══ Listed entries

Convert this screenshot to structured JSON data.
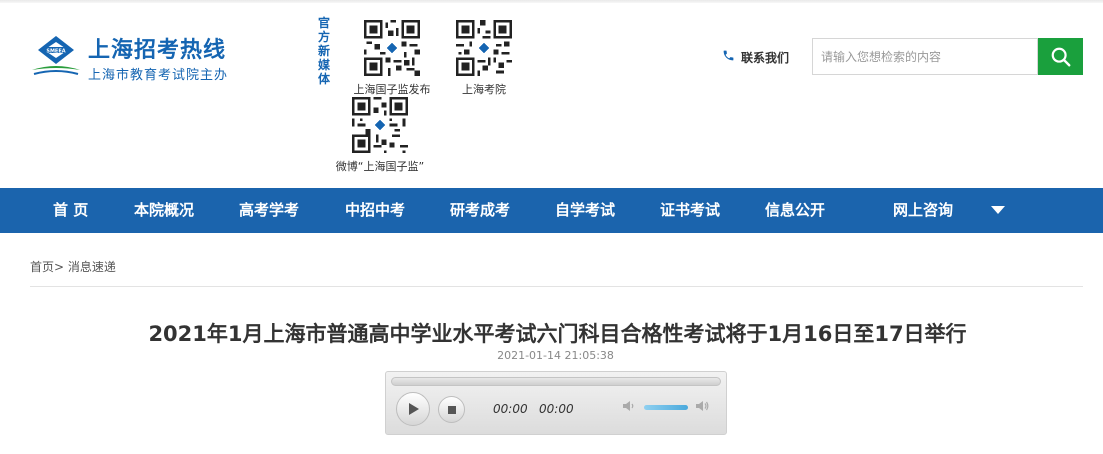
{
  "header": {
    "logo_title": "上海招考热线",
    "logo_subtitle": "上海市教育考试院主办",
    "media_label": "官方新媒体",
    "qr_codes": [
      {
        "caption": "上海国子监发布"
      },
      {
        "caption": "上海考院"
      },
      {
        "caption": "微博“上海国子监”"
      }
    ],
    "contact_label": "联系我们",
    "search_placeholder": "请输入您想检索的内容"
  },
  "nav": {
    "items": [
      {
        "label": "首 页"
      },
      {
        "label": "本院概况"
      },
      {
        "label": "高考学考"
      },
      {
        "label": "中招中考"
      },
      {
        "label": "研考成考"
      },
      {
        "label": "自学考试"
      },
      {
        "label": "证书考试"
      },
      {
        "label": "信息公开"
      },
      {
        "label": "网上咨询"
      }
    ]
  },
  "breadcrumb": {
    "home": "首页",
    "separator": ">",
    "current": "消息速递"
  },
  "article": {
    "title": "2021年1月上海市普通高中学业水平考试六门科目合格性考试将于1月16日至17日举行",
    "date": "2021-01-14 21:05:38"
  },
  "player": {
    "current_time": "00:00",
    "duration": "00:00",
    "progress_fraction": 0,
    "volume_fraction": 0.8
  },
  "colors": {
    "brand_blue": "#1b64ad",
    "search_green": "#1aa03d"
  }
}
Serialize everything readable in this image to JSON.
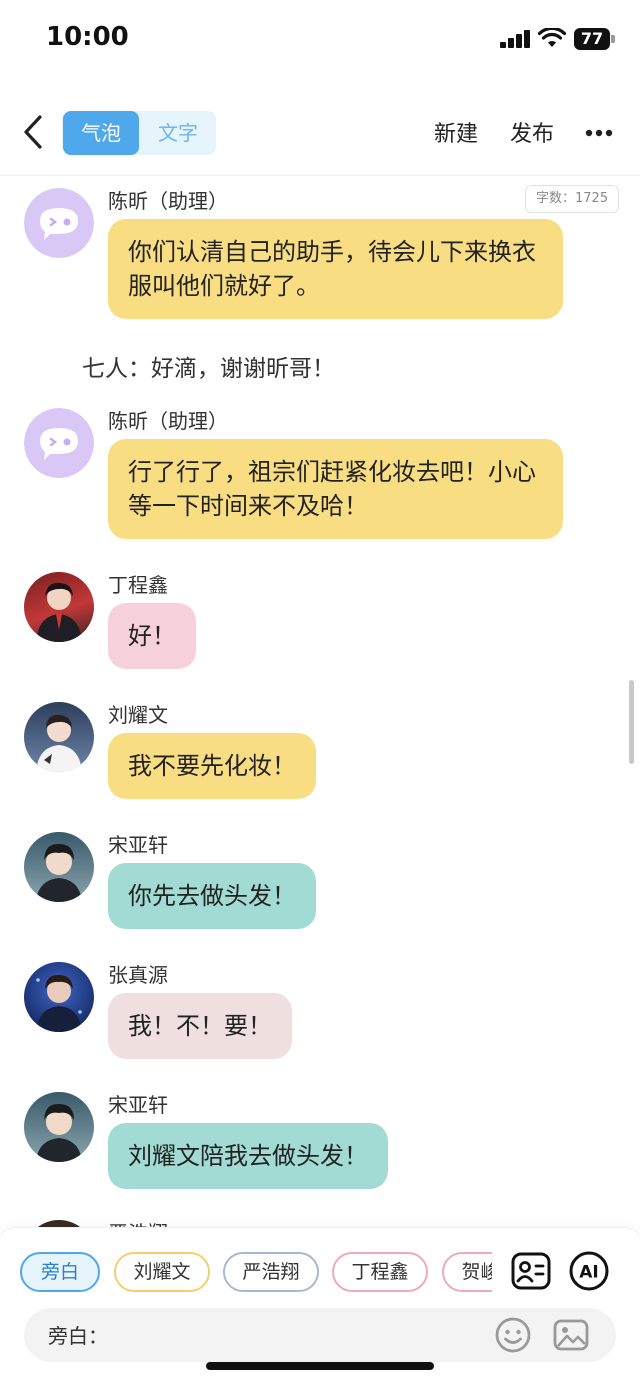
{
  "status_bar": {
    "time": "10:00",
    "battery": "77"
  },
  "toolbar": {
    "tab_bubble": "气泡",
    "tab_text": "文字",
    "new_label": "新建",
    "publish_label": "发布"
  },
  "word_count": "字数：1725",
  "messages": [
    {
      "sender": "陈昕（助理）",
      "text": "你们认清自己的助手，待会儿下来换衣服叫他们就好了。",
      "color": "#f8dd82",
      "avatar": "bubble-avatar"
    },
    {
      "narration": "七人：好滴，谢谢昕哥！"
    },
    {
      "sender": "陈昕（助理）",
      "text": "行了行了，祖宗们赶紧化妆去吧！小心等一下时间来不及哈！",
      "color": "#f8dd82",
      "avatar": "bubble-avatar"
    },
    {
      "sender": "丁程鑫",
      "text": "好！",
      "color": "#f6d0db"
    },
    {
      "sender": "刘耀文",
      "text": "我不要先化妆！",
      "color": "#f8dd82"
    },
    {
      "sender": "宋亚轩",
      "text": "你先去做头发！",
      "color": "#a2dbd4"
    },
    {
      "sender": "张真源",
      "text": "我！不！要！",
      "color": "#efdfdf"
    },
    {
      "sender": "宋亚轩",
      "text": "刘耀文陪我去做头发！",
      "color": "#a2dbd4"
    },
    {
      "sender": "严浩翔"
    }
  ],
  "chips": [
    {
      "label": "旁白",
      "border": "#4fa8ec",
      "bg": "#e6f4fc",
      "selected": true
    },
    {
      "label": "刘耀文",
      "border": "#f0d070",
      "bg": "#fff"
    },
    {
      "label": "严浩翔",
      "border": "#a8b8d0",
      "bg": "#fff"
    },
    {
      "label": "丁程鑫",
      "border": "#f0a8c0",
      "bg": "#fff"
    },
    {
      "label": "贺峻霖",
      "border": "#f0a8c0",
      "bg": "#fff"
    }
  ],
  "input": {
    "label": "旁白："
  },
  "icons": [
    "back-icon",
    "more-icon",
    "role-card-icon",
    "ai-icon",
    "emoji-icon",
    "image-icon"
  ]
}
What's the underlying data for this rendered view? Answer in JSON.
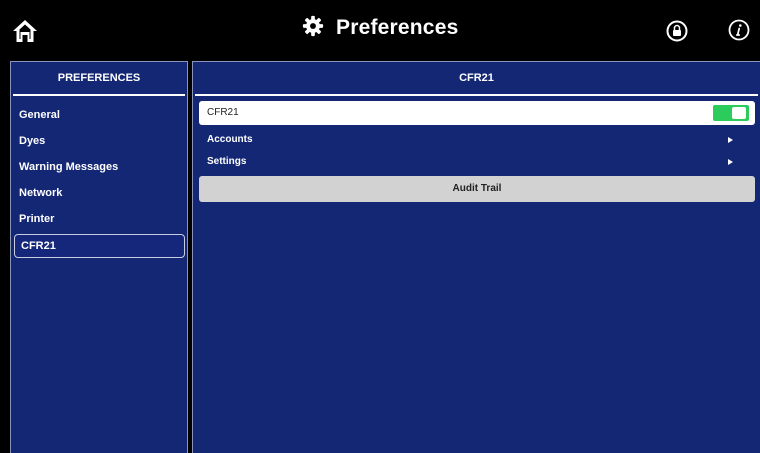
{
  "header": {
    "title": "Preferences",
    "icons": [
      "home-icon",
      "gear-icon",
      "lock-icon",
      "info-icon"
    ]
  },
  "sidebar": {
    "title": "PREFERENCES",
    "items": [
      {
        "label": "General"
      },
      {
        "label": "Dyes"
      },
      {
        "label": "Warning Messages"
      },
      {
        "label": "Network"
      },
      {
        "label": "Printer"
      },
      {
        "label": "CFR21",
        "selected": true
      }
    ]
  },
  "main": {
    "title": "CFR21",
    "cfr_toggle": {
      "label": "CFR21",
      "on": true
    },
    "rows": [
      {
        "label": "Accounts"
      },
      {
        "label": "Settings"
      }
    ],
    "audit_button": "Audit Trail"
  },
  "colors": {
    "panel_bg": "#132775",
    "toggle_on": "#2BCC5C",
    "button_bg": "#D2D2D2"
  }
}
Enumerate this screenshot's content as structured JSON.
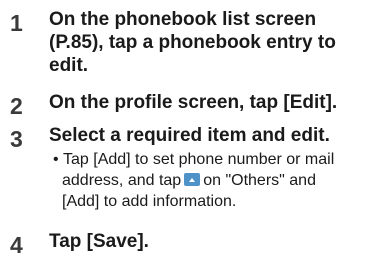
{
  "steps": [
    {
      "num": "1",
      "lines": [
        "On the phonebook list screen",
        "(P.85), tap a phonebook entry to",
        "edit."
      ]
    },
    {
      "num": "2",
      "lines": [
        "On the profile screen, tap [Edit]."
      ]
    },
    {
      "num": "3",
      "lines": [
        "Select a required item and edit."
      ],
      "note": {
        "bullet": "•",
        "line1": "Tap [Add] to set phone number or mail",
        "line2_before_icon": "address, and tap",
        "icon": "up-arrow-icon",
        "line2_after_icon": "on \"Others\" and",
        "line3": "[Add] to add information."
      }
    },
    {
      "num": "4",
      "lines": [
        "Tap [Save]."
      ]
    }
  ]
}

════

■ Problem details
Quote every record above exactly, omitting any pictures they contain.

■ Result of the task
Convert this screenshot to structured JSON data.
{
  "header": {
    "logo_title": "上海招考热线",
    "logo_subtitle": "上海市教育考试院主办",
    "media_label": "官方新媒体",
    "qr_codes": [
      {
        "caption": "上海国子监发布"
      },
      {
        "caption": "上海考院"
      },
      {
        "caption": "微博“上海国子监”"
      }
    ],
    "contact_label": "联系我们",
    "search_placeholder": "请输入您想检索的内容"
  },
  "nav": {
    "items": [
      {
        "label": "首 页"
      },
      {
        "label": "本院概况"
      },
      {
        "label": "高考学考"
      },
      {
        "label": "中招中考"
      },
      {
        "label": "研考成考"
      },
      {
        "label": "自学考试"
      },
      {
        "label": "证书考试"
      },
      {
        "label": "信息公开"
      },
      {
        "label": "网上咨询"
      }
    ]
  },
  "breadcrumb": {
    "home": "首页",
    "separator": ">",
    "current": "消息速递"
  },
  "article": {
    "title": "2021年1月上海市普通高中学业水平考试六门科目合格性考试将于1月16日至17日举行",
    "date": "2021-01-14 21:05:38"
  },
  "player": {
    "current_time": "00:00",
    "duration": "00:00",
    "progress_fraction": 0,
    "volume_fraction": 0.8
  },
  "colors": {
    "brand_blue": "#1b64ad",
    "search_green": "#1aa03d"
  }
}
Serialize everything readable in this image to JSON.
{
  "status_bar": {
    "time": "10:00",
    "battery": "77"
  },
  "toolbar": {
    "tab_bubble": "气泡",
    "tab_text": "文字",
    "new_label": "新建",
    "publish_label": "发布"
  },
  "word_count": "字数：1725",
  "messages": [
    {
      "sender": "陈昕（助理）",
      "text": "你们认清自己的助手，待会儿下来换衣服叫他们就好了。",
      "color": "#f8dd82",
      "avatar": "bubble-avatar"
    },
    {
      "narration": "七人：好滴，谢谢昕哥！"
    },
    {
      "sender": "陈昕（助理）",
      "text": "行了行了，祖宗们赶紧化妆去吧！小心等一下时间来不及哈！",
      "color": "#f8dd82",
      "avatar": "bubble-avatar"
    },
    {
      "sender": "丁程鑫",
      "text": "好！",
      "color": "#f6d0db"
    },
    {
      "sender": "刘耀文",
      "text": "我不要先化妆！",
      "color": "#f8dd82"
    },
    {
      "sender": "宋亚轩",
      "text": "你先去做头发！",
      "color": "#a2dbd4"
    },
    {
      "sender": "张真源",
      "text": "我！不！要！",
      "color": "#efdfdf"
    },
    {
      "sender": "宋亚轩",
      "text": "刘耀文陪我去做头发！",
      "color": "#a2dbd4"
    },
    {
      "sender": "严浩翔"
    }
  ],
  "chips": [
    {
      "label": "旁白",
      "border": "#4fa8ec",
      "bg": "#e6f4fc",
      "selected": true
    },
    {
      "label": "刘耀文",
      "border": "#f0d070",
      "bg": "#fff"
    },
    {
      "label": "严浩翔",
      "border": "#a8b8d0",
      "bg": "#fff"
    },
    {
      "label": "丁程鑫",
      "border": "#f0a8c0",
      "bg": "#fff"
    },
    {
      "label": "贺峻霖",
      "border": "#f0a8c0",
      "bg": "#fff"
    }
  ],
  "input": {
    "label": "旁白："
  },
  "icons": [
    "back-icon",
    "more-icon",
    "role-card-icon",
    "ai-icon",
    "emoji-icon",
    "image-icon"
  ]
}
What's the underlying data for this rendered view? Answer in JSON.
{
  "header": {
    "title": "Preferences",
    "icons": [
      "home-icon",
      "gear-icon",
      "lock-icon",
      "info-icon"
    ]
  },
  "sidebar": {
    "title": "PREFERENCES",
    "items": [
      {
        "label": "General"
      },
      {
        "label": "Dyes"
      },
      {
        "label": "Warning Messages"
      },
      {
        "label": "Network"
      },
      {
        "label": "Printer"
      },
      {
        "label": "CFR21",
        "selected": true
      }
    ]
  },
  "main": {
    "title": "CFR21",
    "cfr_toggle": {
      "label": "CFR21",
      "on": true
    },
    "rows": [
      {
        "label": "Accounts"
      },
      {
        "label": "Settings"
      }
    ],
    "audit_button": "Audit Trail"
  },
  "colors": {
    "panel_bg": "#132775",
    "toggle_on": "#2BCC5C",
    "button_bg": "#D2D2D2"
  }
}
Enumerate this screenshot's content as structured JSON.
{
  "steps": [
    {
      "num": "1",
      "lines": [
        "On the phonebook list screen",
        "(P.85), tap a phonebook entry to",
        "edit."
      ]
    },
    {
      "num": "2",
      "lines": [
        "On the profile screen, tap [Edit]."
      ]
    },
    {
      "num": "3",
      "lines": [
        "Select a required item and edit."
      ],
      "note": {
        "bullet": "•",
        "line1": "Tap [Add] to set phone number or mail",
        "line2_before_icon": "address, and tap",
        "icon": "up-arrow-icon",
        "line2_after_icon": "on \"Others\" and",
        "line3": "[Add] to add information."
      }
    },
    {
      "num": "4",
      "lines": [
        "Tap [Save]."
      ]
    }
  ]
}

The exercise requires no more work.